# Start of GIVEN ENTRIES

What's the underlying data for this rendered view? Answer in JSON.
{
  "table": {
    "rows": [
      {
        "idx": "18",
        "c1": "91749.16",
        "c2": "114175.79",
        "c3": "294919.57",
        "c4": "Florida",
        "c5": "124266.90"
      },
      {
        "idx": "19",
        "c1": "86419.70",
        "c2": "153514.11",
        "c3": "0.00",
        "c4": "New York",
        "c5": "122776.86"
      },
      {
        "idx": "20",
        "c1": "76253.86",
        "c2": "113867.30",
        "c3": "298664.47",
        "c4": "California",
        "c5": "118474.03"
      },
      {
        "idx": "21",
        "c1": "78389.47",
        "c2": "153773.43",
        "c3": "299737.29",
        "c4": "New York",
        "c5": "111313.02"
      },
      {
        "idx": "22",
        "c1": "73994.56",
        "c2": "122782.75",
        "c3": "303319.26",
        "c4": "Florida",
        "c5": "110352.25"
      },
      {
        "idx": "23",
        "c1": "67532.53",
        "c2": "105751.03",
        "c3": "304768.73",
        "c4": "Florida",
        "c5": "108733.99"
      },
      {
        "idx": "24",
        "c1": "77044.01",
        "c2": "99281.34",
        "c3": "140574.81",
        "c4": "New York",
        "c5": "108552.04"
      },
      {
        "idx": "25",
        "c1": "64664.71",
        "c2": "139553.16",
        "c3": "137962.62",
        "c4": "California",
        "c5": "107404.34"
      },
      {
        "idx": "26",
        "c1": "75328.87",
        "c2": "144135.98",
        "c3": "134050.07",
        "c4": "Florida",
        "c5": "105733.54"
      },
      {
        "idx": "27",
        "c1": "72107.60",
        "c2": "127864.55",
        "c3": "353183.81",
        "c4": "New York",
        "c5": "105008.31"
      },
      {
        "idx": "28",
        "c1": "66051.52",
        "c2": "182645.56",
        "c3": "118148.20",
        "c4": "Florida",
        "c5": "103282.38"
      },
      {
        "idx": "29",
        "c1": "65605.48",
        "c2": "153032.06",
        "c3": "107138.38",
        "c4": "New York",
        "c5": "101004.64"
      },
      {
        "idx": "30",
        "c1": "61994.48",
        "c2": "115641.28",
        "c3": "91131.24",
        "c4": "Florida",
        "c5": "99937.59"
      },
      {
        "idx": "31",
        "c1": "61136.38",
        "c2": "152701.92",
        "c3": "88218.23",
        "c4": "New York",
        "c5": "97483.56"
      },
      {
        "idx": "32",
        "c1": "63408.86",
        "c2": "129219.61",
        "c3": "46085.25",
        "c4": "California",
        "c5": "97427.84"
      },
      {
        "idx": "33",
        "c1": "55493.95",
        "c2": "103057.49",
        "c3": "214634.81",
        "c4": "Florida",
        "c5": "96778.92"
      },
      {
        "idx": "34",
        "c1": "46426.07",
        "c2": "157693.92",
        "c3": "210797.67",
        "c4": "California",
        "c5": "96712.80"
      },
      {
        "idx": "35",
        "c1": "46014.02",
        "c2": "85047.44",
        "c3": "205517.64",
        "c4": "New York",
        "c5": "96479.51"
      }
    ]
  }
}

# End of GIVEN ENTRIES

▸ **WHAT THIS TASK INVOLVES**:
Copy out each record exactly as given, omitting none.

▸ **TASK SOLUTION**:
What's the underlying data for this rendered view? Answer in JSON.
{
  "table": {
    "rows": [
      {
        "idx": "18",
        "c1": "91749.16",
        "c2": "114175.79",
        "c3": "294919.57",
        "c4": "Florida",
        "c5": "124266.90"
      },
      {
        "idx": "19",
        "c1": "86419.70",
        "c2": "153514.11",
        "c3": "0.00",
        "c4": "New York",
        "c5": "122776.86"
      },
      {
        "idx": "20",
        "c1": "76253.86",
        "c2": "113867.30",
        "c3": "298664.47",
        "c4": "California",
        "c5": "118474.03"
      },
      {
        "idx": "21",
        "c1": "78389.47",
        "c2": "153773.43",
        "c3": "299737.29",
        "c4": "New York",
        "c5": "111313.02"
      },
      {
        "idx": "22",
        "c1": "73994.56",
        "c2": "122782.75",
        "c3": "303319.26",
        "c4": "Florida",
        "c5": "110352.25"
      },
      {
        "idx": "23",
        "c1": "67532.53",
        "c2": "105751.03",
        "c3": "304768.73",
        "c4": "Florida",
        "c5": "108733.99"
      },
      {
        "idx": "24",
        "c1": "77044.01",
        "c2": "99281.34",
        "c3": "140574.81",
        "c4": "New York",
        "c5": "108552.04"
      },
      {
        "idx": "25",
        "c1": "64664.71",
        "c2": "139553.16",
        "c3": "137962.62",
        "c4": "California",
        "c5": "107404.34"
      },
      {
        "idx": "26",
        "c1": "75328.87",
        "c2": "144135.98",
        "c3": "134050.07",
        "c4": "Florida",
        "c5": "105733.54"
      },
      {
        "idx": "27",
        "c1": "72107.60",
        "c2": "127864.55",
        "c3": "353183.81",
        "c4": "New York",
        "c5": "105008.31"
      },
      {
        "idx": "28",
        "c1": "66051.52",
        "c2": "182645.56",
        "c3": "118148.20",
        "c4": "Florida",
        "c5": "103282.38"
      },
      {
        "idx": "29",
        "c1": "65605.48",
        "c2": "153032.06",
        "c3": "107138.38",
        "c4": "New York",
        "c5": "101004.64"
      },
      {
        "idx": "30",
        "c1": "61994.48",
        "c2": "115641.28",
        "c3": "91131.24",
        "c4": "Florida",
        "c5": "99937.59"
      },
      {
        "idx": "31",
        "c1": "61136.38",
        "c2": "152701.92",
        "c3": "88218.23",
        "c4": "New York",
        "c5": "97483.56"
      },
      {
        "idx": "32",
        "c1": "63408.86",
        "c2": "129219.61",
        "c3": "46085.25",
        "c4": "California",
        "c5": "97427.84"
      },
      {
        "idx": "33",
        "c1": "55493.95",
        "c2": "103057.49",
        "c3": "214634.81",
        "c4": "Florida",
        "c5": "96778.92"
      },
      {
        "idx": "34",
        "c1": "46426.07",
        "c2": "157693.92",
        "c3": "210797.67",
        "c4": "California",
        "c5": "96712.80"
      },
      {
        "idx": "35",
        "c1": "46014.02",
        "c2": "85047.44",
        "c3": "205517.64",
        "c4": "New York",
        "c5": "96479.51"
      }
    ]
  }
}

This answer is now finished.